__PROVIDED DATA__:
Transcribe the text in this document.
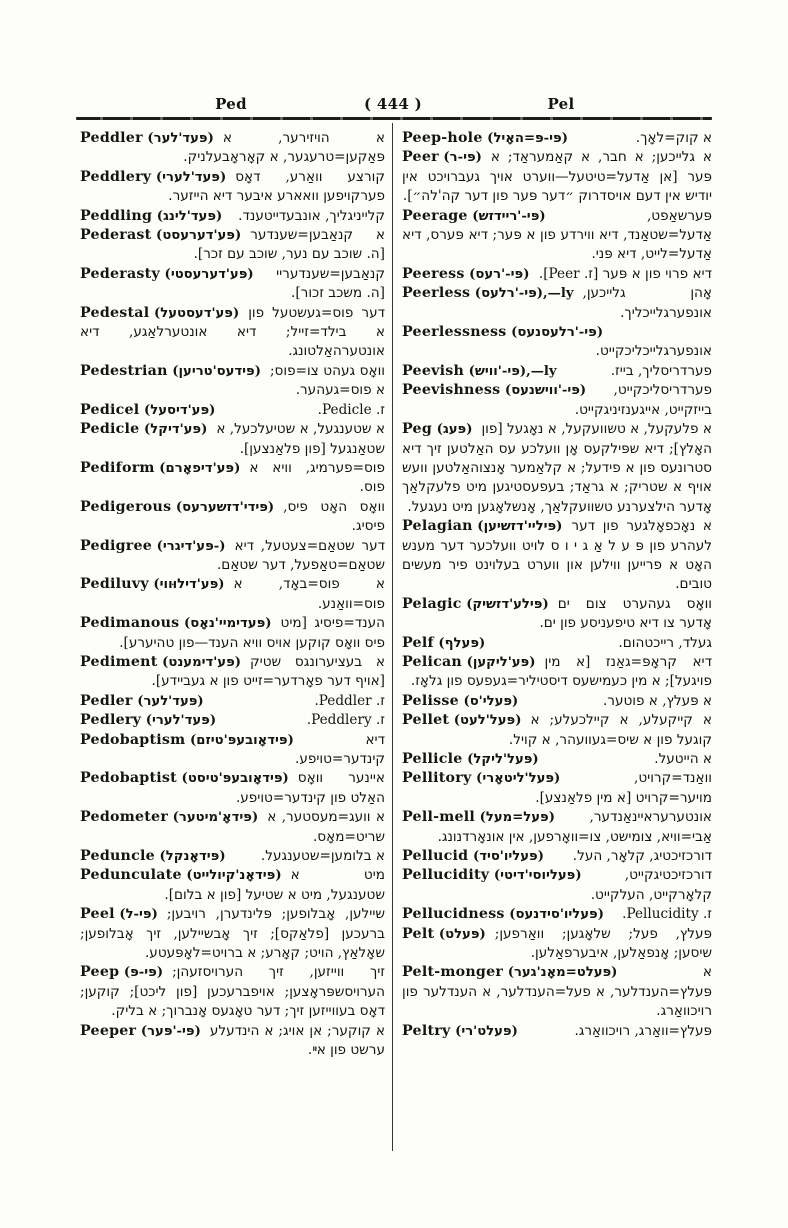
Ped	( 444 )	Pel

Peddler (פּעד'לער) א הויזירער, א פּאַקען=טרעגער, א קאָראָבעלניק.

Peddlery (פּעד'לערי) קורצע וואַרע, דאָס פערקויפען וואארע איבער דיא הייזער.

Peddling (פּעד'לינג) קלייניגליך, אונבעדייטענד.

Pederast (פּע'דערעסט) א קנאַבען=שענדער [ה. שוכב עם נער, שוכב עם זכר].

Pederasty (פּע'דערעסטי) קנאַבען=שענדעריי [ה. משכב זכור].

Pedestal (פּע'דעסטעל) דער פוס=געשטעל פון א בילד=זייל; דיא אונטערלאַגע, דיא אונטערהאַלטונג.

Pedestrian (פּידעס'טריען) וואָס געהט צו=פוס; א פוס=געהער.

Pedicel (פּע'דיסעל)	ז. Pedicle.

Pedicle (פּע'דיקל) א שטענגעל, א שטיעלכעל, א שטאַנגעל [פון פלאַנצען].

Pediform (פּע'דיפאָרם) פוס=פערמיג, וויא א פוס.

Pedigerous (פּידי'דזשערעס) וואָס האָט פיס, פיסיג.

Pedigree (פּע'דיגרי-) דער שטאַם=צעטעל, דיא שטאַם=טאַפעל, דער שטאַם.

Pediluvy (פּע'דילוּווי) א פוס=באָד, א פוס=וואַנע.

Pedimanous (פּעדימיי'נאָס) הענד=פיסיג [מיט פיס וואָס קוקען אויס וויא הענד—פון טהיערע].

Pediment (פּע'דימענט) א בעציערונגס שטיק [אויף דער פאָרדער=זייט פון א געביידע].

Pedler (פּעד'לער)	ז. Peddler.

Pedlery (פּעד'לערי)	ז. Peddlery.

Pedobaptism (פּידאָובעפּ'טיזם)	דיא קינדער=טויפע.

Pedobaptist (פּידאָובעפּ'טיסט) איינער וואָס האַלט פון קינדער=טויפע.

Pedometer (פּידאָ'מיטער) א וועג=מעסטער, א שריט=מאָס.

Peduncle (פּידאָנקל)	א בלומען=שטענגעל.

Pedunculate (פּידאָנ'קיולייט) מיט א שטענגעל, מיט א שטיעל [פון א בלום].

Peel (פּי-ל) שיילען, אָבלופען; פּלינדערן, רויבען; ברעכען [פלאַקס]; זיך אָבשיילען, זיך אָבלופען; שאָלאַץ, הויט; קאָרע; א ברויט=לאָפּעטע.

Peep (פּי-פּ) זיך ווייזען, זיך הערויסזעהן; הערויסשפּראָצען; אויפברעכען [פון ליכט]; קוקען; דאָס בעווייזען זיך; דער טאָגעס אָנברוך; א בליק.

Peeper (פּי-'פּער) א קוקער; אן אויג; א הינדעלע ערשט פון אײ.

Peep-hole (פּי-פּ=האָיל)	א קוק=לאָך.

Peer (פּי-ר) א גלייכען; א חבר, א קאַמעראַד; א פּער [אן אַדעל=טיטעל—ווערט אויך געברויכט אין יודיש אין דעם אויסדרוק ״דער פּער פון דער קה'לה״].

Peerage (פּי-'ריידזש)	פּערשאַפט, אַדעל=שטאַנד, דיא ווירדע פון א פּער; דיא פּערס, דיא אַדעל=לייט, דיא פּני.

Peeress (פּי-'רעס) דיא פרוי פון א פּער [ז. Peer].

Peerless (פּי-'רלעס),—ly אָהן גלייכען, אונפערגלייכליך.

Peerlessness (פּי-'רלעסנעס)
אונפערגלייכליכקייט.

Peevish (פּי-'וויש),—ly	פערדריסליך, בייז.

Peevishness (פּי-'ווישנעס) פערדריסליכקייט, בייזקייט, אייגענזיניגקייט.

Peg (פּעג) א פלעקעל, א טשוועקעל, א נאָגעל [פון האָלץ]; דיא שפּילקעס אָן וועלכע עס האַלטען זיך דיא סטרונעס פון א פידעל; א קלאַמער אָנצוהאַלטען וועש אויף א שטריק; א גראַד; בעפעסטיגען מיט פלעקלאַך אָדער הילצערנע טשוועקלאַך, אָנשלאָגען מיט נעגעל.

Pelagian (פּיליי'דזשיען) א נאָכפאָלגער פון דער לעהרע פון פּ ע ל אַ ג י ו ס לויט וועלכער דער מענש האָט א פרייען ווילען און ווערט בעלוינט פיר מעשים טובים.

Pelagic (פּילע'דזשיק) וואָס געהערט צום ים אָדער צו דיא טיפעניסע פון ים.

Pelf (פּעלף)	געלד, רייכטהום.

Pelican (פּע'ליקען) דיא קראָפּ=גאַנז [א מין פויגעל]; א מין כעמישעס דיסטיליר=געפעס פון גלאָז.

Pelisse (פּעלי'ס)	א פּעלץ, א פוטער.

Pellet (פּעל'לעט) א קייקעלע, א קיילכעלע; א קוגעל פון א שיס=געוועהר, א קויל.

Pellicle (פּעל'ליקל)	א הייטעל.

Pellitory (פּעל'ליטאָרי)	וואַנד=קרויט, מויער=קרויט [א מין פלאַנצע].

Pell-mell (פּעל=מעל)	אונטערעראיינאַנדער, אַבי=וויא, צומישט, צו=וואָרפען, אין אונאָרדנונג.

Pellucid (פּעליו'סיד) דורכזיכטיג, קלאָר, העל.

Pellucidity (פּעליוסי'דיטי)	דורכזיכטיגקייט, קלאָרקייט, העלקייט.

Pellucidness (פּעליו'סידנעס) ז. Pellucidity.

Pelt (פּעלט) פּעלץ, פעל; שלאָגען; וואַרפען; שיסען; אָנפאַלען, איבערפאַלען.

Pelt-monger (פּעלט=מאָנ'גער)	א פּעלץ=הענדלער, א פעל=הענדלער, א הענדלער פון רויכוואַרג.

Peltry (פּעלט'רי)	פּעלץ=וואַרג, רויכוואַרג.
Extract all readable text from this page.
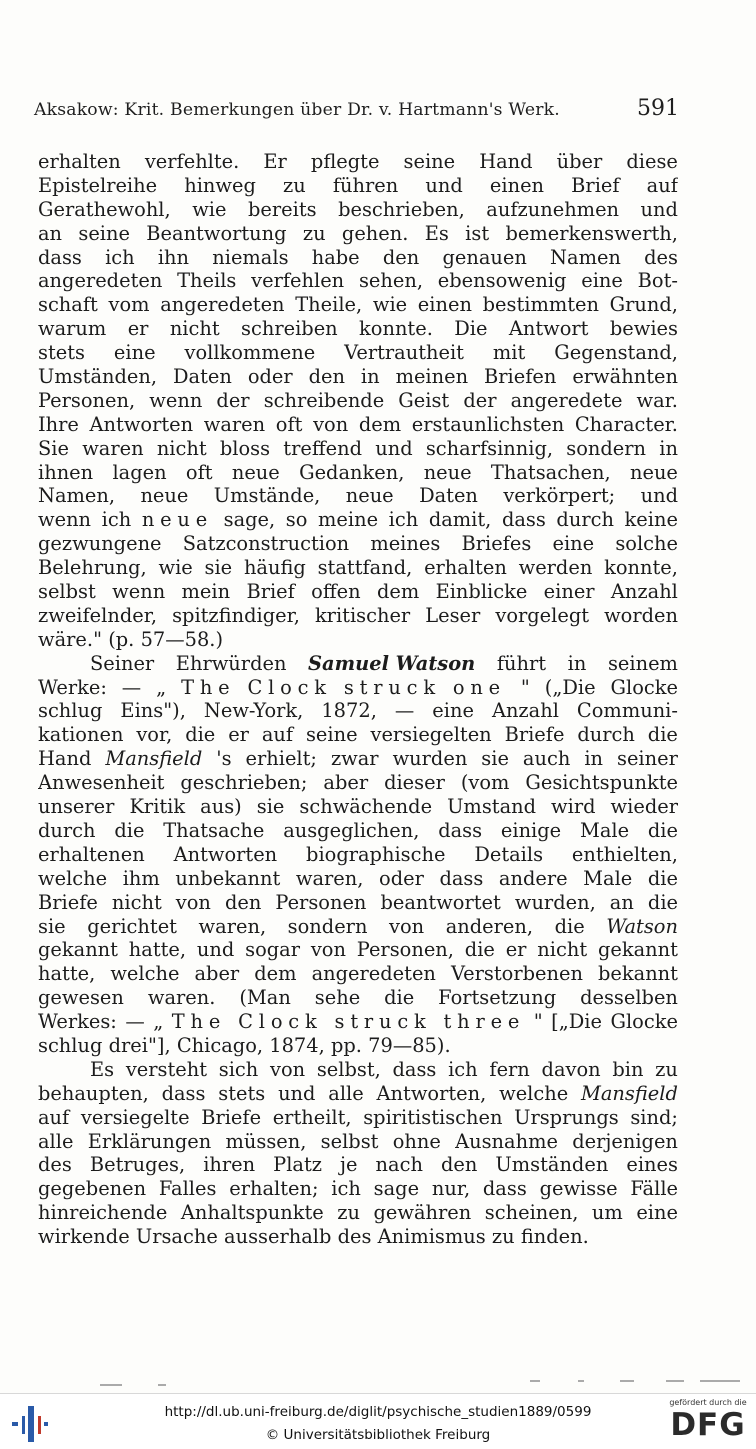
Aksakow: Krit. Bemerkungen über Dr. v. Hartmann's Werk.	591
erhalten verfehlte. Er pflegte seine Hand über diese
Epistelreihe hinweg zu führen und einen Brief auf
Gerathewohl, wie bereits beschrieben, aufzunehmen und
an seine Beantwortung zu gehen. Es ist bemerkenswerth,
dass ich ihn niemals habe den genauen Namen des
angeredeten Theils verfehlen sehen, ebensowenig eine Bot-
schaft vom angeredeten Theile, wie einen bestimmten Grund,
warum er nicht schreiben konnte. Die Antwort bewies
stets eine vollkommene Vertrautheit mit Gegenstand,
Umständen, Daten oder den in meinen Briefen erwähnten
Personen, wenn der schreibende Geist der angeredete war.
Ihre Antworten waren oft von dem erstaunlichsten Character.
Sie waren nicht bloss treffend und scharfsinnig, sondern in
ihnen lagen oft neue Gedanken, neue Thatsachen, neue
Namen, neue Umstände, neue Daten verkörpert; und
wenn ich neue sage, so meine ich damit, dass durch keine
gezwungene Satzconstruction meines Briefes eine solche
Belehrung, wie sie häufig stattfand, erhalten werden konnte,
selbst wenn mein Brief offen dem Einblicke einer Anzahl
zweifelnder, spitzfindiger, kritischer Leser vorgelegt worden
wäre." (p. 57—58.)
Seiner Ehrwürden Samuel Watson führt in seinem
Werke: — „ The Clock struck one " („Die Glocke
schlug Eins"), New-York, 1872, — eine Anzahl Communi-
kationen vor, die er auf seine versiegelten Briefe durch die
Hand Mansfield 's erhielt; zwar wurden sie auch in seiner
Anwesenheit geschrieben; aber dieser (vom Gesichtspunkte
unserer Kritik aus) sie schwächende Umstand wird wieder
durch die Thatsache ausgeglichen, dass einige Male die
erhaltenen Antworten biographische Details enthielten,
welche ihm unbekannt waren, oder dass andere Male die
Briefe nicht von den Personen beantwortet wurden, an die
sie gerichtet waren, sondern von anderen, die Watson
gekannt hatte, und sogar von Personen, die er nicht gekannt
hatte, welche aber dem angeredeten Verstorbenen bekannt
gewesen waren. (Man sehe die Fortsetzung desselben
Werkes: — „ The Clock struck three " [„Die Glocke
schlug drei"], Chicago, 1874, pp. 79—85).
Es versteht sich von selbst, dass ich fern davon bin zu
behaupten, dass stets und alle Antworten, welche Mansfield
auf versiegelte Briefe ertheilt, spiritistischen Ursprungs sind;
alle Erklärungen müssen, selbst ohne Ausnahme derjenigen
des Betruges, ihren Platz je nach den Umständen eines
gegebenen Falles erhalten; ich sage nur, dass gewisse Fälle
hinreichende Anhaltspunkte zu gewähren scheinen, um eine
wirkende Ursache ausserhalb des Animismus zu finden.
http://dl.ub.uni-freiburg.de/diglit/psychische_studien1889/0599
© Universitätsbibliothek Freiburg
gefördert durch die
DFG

__PROBLEM DETAILS__: Going through the data, tally the lines containing "angeredeten" and report only the result.

__WRITTEN RESPONSE__: 3